Dataset entries:

** start **

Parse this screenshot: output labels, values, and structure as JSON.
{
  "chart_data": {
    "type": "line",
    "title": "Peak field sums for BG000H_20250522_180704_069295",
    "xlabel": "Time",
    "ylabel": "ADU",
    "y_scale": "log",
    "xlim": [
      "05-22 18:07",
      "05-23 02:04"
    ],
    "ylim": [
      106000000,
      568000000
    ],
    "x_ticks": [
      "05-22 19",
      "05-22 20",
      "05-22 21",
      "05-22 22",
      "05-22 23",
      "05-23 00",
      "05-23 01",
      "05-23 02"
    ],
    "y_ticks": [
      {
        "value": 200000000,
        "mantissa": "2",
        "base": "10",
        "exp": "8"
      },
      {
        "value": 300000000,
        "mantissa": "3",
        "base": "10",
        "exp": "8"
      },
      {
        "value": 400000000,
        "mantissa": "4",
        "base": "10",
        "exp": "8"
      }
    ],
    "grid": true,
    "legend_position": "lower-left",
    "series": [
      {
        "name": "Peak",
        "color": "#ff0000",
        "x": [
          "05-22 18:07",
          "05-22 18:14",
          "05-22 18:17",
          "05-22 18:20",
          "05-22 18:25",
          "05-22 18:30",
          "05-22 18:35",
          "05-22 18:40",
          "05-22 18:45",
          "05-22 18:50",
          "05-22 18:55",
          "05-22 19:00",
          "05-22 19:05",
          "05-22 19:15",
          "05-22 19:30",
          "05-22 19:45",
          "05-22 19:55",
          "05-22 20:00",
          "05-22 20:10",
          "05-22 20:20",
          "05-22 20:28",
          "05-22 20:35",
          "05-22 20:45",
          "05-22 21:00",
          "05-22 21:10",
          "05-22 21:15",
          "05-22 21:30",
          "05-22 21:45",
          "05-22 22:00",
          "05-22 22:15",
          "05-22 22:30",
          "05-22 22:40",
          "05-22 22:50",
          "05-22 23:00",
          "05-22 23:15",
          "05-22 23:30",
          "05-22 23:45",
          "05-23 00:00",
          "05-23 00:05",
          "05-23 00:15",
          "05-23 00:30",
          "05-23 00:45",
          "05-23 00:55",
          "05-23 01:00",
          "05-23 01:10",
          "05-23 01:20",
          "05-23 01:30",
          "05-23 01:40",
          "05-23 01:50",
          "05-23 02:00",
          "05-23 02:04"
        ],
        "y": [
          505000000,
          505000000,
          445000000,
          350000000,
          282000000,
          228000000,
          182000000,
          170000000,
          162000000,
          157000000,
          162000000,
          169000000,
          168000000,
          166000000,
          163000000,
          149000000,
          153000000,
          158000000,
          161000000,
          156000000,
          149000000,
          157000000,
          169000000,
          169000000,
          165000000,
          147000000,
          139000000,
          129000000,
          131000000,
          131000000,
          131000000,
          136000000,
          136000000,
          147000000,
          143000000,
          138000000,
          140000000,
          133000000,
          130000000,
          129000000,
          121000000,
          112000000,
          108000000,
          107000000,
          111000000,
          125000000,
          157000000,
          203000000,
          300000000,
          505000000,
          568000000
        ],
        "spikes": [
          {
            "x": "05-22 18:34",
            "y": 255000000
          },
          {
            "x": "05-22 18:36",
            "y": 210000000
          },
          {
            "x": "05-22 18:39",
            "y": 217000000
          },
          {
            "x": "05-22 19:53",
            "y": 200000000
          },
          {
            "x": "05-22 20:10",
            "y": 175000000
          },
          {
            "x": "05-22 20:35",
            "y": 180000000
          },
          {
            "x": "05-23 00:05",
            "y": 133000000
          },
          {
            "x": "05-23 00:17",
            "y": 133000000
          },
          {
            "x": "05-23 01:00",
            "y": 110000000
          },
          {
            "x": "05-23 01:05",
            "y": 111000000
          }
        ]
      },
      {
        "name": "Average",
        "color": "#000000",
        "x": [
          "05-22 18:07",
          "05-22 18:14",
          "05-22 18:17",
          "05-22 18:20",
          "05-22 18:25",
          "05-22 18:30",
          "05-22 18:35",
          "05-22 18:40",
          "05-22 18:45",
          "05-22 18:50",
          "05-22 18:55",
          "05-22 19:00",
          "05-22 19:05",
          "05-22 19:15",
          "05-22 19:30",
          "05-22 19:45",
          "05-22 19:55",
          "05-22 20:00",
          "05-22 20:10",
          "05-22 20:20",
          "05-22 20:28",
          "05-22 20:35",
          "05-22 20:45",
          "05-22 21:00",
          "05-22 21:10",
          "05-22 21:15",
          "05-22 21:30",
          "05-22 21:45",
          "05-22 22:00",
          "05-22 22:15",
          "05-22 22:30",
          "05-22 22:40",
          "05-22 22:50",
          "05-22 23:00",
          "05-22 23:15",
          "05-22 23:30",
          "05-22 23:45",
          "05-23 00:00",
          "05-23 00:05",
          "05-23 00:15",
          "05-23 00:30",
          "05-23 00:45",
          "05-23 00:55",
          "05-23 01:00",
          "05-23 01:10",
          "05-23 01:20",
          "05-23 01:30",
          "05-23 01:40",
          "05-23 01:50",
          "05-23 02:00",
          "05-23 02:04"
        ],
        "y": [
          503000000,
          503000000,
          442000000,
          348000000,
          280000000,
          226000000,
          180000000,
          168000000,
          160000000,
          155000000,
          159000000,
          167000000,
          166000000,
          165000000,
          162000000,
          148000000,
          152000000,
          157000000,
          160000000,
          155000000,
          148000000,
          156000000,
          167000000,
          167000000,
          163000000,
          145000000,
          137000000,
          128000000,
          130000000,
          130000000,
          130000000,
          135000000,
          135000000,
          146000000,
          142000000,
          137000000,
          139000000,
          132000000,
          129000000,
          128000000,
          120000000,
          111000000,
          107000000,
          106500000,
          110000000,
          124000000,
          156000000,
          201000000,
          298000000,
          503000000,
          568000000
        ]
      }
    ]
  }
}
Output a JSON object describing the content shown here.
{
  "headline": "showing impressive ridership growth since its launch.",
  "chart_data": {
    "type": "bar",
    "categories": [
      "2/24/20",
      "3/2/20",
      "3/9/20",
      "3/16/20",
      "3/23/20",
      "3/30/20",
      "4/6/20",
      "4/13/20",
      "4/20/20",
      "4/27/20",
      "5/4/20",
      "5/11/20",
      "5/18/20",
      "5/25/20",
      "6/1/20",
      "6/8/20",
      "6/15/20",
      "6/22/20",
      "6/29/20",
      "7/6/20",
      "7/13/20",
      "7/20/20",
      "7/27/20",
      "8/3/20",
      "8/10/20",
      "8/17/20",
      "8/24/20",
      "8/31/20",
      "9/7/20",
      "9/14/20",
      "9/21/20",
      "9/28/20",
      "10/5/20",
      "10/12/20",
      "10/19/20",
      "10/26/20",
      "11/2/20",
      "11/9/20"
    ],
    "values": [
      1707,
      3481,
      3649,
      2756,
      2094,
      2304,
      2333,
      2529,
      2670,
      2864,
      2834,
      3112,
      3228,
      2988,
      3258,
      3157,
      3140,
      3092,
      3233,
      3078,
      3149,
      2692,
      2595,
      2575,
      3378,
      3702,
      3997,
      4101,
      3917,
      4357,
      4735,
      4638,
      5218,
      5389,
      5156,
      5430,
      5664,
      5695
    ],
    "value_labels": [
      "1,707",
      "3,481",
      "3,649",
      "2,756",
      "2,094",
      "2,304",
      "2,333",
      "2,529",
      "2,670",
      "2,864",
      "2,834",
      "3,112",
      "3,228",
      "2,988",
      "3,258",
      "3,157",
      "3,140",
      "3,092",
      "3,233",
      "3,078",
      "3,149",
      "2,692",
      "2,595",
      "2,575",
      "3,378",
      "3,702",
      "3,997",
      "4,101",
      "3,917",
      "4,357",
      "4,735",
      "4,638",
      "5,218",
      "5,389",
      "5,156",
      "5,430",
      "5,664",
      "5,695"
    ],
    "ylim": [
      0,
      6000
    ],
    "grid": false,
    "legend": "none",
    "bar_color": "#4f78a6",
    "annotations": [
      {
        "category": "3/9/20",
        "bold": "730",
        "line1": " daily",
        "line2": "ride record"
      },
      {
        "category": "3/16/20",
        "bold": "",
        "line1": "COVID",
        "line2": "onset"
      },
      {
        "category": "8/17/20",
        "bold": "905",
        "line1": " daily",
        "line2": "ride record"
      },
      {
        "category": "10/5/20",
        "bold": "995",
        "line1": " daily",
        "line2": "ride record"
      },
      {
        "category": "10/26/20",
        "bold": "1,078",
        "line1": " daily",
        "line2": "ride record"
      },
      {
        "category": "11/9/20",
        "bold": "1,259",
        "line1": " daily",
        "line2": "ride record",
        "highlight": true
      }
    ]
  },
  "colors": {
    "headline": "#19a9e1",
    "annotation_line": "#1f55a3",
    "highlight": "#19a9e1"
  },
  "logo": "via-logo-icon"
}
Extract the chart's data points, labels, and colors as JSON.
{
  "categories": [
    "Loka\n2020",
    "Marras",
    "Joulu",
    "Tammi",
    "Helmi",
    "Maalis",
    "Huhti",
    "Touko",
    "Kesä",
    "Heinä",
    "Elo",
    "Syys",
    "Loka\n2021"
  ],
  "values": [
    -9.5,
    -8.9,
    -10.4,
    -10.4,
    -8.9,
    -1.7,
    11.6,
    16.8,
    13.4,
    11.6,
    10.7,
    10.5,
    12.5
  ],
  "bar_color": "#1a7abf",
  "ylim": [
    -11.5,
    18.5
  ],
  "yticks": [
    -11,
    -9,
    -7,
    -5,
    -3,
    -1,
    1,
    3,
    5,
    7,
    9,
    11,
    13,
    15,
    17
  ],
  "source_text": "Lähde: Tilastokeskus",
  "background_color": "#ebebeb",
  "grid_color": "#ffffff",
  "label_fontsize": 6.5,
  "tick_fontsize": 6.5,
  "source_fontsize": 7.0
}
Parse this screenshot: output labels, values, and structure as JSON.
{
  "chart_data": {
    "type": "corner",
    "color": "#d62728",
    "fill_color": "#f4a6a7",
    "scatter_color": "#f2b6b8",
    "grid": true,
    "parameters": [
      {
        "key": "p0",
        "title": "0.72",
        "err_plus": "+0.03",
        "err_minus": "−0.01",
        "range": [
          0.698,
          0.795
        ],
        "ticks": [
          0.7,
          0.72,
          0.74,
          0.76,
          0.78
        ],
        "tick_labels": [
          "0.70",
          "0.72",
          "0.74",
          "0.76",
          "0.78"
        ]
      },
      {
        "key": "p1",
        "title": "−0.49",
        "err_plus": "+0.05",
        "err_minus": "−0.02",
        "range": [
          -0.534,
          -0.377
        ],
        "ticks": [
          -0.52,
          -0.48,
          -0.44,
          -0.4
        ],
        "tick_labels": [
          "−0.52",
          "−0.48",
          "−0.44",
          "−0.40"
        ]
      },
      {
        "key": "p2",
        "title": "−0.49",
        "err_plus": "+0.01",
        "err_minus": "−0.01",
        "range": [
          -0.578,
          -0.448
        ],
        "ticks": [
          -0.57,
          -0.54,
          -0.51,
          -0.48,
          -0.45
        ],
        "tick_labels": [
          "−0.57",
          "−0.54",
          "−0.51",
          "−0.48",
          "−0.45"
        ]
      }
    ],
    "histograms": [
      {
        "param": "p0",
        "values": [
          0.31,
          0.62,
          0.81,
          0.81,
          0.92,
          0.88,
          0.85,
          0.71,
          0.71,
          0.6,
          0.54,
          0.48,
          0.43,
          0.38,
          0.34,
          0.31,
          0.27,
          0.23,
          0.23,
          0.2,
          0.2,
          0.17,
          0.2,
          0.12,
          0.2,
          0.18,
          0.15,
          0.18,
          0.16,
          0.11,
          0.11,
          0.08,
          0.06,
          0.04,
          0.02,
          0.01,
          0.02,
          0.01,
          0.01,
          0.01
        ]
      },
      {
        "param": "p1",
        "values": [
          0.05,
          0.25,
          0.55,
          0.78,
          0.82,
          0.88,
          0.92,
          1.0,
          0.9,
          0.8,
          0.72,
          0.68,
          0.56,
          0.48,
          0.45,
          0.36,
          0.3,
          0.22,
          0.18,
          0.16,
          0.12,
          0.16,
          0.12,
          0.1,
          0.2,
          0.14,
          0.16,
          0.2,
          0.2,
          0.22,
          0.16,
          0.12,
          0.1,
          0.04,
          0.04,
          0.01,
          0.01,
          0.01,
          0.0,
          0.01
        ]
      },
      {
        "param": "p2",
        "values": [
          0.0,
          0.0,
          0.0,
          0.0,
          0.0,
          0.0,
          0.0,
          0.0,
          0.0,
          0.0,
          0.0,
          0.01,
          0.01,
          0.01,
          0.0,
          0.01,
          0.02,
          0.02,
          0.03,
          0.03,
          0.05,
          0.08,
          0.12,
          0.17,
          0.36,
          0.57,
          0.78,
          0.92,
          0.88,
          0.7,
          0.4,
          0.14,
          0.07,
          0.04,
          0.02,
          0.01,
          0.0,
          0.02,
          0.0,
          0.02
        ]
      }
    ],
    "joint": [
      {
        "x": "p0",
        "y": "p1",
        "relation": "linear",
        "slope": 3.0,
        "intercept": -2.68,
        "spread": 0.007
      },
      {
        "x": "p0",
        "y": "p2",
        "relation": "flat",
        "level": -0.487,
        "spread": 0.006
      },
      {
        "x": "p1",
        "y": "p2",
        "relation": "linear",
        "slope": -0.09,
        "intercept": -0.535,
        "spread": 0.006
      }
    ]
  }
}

** end **

**Problem details**
Scan the entries above for the word "category" and collect each line holding it.

**Reply**
        "category": "3/9/20",
        "category": "3/16/20",
        "category": "8/17/20",
        "category": "10/5/20",
        "category": "10/26/20",
        "category": "11/9/20",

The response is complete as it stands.